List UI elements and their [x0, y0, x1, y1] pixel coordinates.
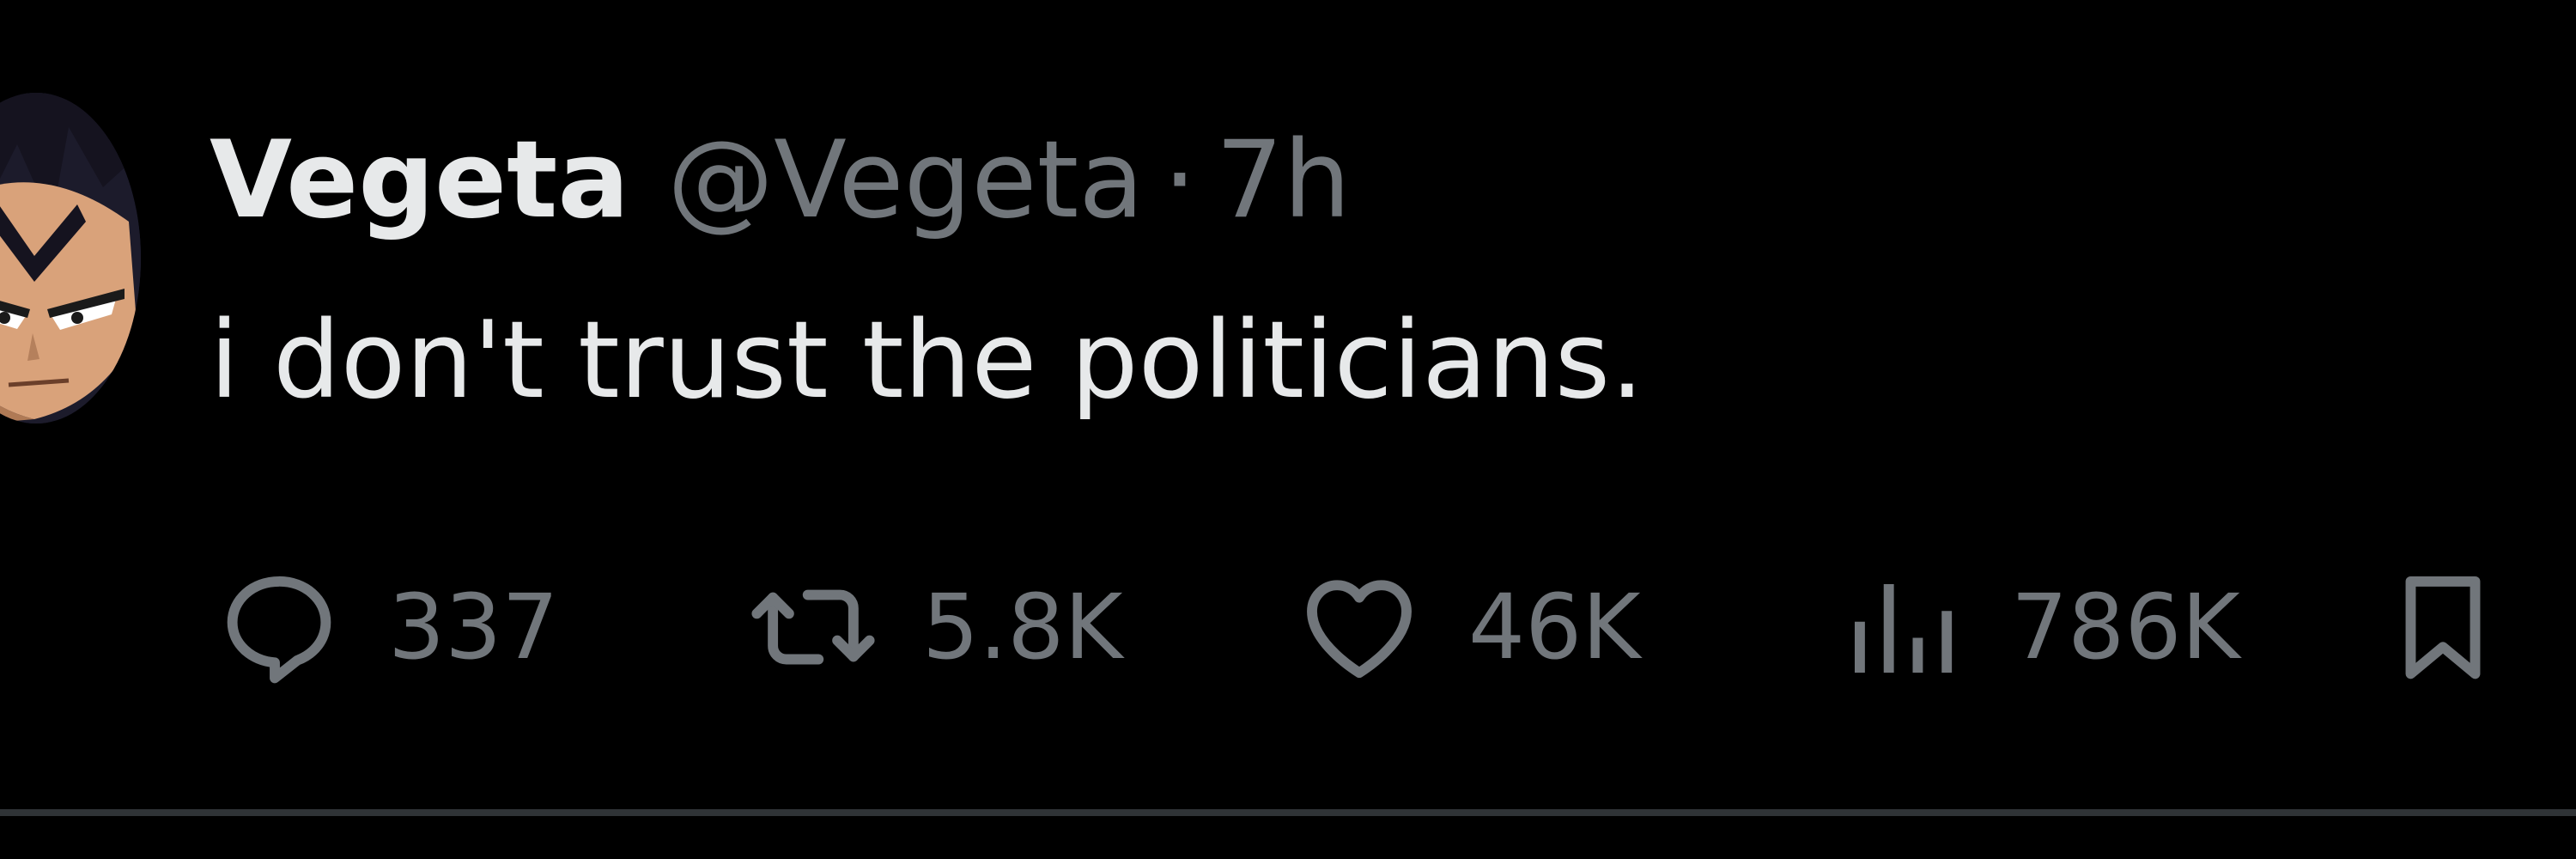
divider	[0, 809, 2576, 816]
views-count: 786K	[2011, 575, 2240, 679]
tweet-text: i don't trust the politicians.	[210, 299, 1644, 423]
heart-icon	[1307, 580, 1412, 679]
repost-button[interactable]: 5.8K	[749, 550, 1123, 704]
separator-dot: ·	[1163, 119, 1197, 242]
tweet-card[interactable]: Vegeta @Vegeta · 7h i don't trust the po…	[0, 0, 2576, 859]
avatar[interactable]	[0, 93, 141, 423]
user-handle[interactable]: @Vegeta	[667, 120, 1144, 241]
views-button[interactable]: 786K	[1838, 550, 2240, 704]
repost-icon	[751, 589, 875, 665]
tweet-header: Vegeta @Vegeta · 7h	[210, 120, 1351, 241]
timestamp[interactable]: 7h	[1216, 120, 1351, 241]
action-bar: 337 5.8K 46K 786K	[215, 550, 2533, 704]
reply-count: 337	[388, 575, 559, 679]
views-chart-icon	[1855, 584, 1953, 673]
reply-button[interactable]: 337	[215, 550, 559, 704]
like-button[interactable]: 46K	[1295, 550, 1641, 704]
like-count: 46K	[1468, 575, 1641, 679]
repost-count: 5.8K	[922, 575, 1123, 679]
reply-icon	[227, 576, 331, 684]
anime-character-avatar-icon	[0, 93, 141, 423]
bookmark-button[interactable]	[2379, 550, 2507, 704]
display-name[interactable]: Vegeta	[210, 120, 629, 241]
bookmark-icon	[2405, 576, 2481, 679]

------

**PROBLEM STATEMENT**.
Copy the lines exactly, starting at the line that contains "809, 2576, 816]" and ending at the last line of the records.

**RESULT OF THIS TASK**.
divider	[0, 809, 2576, 816]
views-count: 786K	[2011, 575, 2240, 679]
tweet-text: i don't trust the politicians.	[210, 299, 1644, 423]
heart-icon	[1307, 580, 1412, 679]
repost-button[interactable]: 5.8K	[749, 550, 1123, 704]
separator-dot: ·	[1163, 119, 1197, 242]
tweet-card[interactable]: Vegeta @Vegeta · 7h i don't trust the po…	[0, 0, 2576, 859]
avatar[interactable]	[0, 93, 141, 423]
user-handle[interactable]: @Vegeta	[667, 120, 1144, 241]
views-button[interactable]: 786K	[1838, 550, 2240, 704]
repost-icon	[751, 589, 875, 665]
tweet-header: Vegeta @Vegeta · 7h	[210, 120, 1351, 241]
timestamp[interactable]: 7h	[1216, 120, 1351, 241]
action-bar: 337 5.8K 46K 786K	[215, 550, 2533, 704]
reply-count: 337	[388, 575, 559, 679]
views-chart-icon	[1855, 584, 1953, 673]
reply-button[interactable]: 337	[215, 550, 559, 704]
like-button[interactable]: 46K	[1295, 550, 1641, 704]
like-count: 46K	[1468, 575, 1641, 679]
repost-count: 5.8K	[922, 575, 1123, 679]
reply-icon	[227, 576, 331, 684]
anime-character-avatar-icon	[0, 93, 141, 423]
bookmark-button[interactable]	[2379, 550, 2507, 704]
display-name[interactable]: Vegeta	[210, 120, 629, 241]
bookmark-icon	[2405, 576, 2481, 679]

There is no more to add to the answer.